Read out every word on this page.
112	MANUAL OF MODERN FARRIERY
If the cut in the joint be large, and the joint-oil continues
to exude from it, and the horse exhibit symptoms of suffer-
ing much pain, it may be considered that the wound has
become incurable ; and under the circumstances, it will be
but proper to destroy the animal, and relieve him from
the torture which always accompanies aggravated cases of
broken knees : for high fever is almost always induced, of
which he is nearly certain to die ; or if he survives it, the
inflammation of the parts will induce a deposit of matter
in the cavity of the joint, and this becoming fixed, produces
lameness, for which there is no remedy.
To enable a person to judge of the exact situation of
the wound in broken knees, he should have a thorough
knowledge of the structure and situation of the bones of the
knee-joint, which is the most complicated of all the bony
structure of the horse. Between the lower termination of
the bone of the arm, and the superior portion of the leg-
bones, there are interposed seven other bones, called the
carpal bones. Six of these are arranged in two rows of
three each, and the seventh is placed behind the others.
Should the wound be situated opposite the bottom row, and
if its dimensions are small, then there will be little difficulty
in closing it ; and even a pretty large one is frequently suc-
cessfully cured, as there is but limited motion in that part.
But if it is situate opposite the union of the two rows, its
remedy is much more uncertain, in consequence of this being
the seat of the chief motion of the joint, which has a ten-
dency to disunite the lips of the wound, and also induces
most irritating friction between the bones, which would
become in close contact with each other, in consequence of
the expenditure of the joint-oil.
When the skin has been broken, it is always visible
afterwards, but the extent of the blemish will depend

■ ■ ■ ■ ■ ■ ■

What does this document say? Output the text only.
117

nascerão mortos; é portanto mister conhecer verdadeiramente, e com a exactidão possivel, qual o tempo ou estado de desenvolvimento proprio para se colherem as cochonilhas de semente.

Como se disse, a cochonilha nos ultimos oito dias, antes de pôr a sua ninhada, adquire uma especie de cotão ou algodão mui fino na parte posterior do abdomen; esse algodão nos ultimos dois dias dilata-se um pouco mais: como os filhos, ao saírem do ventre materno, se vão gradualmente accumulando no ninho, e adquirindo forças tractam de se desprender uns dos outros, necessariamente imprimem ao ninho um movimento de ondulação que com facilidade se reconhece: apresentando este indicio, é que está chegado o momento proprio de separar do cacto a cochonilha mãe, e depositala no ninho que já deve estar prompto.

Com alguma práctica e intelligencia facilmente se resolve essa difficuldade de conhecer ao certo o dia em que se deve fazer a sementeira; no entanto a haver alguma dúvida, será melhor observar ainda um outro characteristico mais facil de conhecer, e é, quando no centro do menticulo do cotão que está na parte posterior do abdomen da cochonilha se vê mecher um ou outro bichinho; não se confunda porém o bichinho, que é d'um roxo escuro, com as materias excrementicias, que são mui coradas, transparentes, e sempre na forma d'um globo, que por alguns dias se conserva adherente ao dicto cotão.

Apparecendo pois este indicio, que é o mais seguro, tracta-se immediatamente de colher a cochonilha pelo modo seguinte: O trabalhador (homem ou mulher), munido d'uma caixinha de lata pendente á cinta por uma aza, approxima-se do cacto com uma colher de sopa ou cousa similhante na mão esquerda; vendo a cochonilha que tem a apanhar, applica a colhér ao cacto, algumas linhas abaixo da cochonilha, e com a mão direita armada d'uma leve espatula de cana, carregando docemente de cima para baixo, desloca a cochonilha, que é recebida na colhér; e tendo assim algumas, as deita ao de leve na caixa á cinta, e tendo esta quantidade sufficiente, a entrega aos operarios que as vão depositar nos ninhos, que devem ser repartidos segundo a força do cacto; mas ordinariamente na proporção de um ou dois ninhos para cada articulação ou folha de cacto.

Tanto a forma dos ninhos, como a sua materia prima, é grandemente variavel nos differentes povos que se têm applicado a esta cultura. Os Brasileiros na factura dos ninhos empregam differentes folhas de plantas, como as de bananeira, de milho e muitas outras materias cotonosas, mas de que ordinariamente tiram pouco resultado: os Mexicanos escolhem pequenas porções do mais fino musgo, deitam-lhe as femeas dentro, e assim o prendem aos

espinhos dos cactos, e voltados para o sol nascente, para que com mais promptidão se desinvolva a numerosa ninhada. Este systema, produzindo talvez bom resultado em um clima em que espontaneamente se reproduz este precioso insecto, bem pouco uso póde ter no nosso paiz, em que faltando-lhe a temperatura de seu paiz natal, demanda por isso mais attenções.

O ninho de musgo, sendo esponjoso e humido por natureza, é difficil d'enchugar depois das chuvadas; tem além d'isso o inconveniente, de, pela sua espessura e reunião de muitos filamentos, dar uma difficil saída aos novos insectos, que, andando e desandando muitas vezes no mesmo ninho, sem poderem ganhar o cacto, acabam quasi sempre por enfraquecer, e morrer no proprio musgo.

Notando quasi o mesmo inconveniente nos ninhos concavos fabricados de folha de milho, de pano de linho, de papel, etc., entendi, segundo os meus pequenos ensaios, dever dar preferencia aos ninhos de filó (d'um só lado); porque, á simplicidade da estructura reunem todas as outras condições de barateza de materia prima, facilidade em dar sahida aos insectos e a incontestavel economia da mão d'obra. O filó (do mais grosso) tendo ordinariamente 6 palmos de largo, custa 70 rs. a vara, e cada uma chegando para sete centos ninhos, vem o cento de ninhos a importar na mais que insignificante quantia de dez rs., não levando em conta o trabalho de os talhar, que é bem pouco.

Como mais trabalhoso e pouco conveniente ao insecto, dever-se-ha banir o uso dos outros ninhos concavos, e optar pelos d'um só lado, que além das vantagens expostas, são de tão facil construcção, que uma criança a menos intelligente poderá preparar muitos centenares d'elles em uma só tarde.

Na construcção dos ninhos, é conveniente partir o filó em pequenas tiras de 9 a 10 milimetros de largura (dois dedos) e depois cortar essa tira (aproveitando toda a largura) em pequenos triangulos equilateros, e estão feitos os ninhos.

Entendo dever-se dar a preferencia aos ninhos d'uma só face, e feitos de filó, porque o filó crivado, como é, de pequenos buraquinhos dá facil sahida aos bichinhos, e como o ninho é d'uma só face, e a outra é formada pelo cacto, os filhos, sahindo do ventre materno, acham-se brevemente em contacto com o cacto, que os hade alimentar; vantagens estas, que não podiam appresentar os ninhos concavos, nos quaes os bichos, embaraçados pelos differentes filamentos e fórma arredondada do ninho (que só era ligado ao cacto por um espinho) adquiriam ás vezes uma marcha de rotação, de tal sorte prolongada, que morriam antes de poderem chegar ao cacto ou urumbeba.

■ ■ ■ ■ ■ ■ ■

* [TASK PROMPT]:
Every line of the listing that holds "large" is to be counted; give only the resulting number.

* [WRITTEN RESPONSE]:
2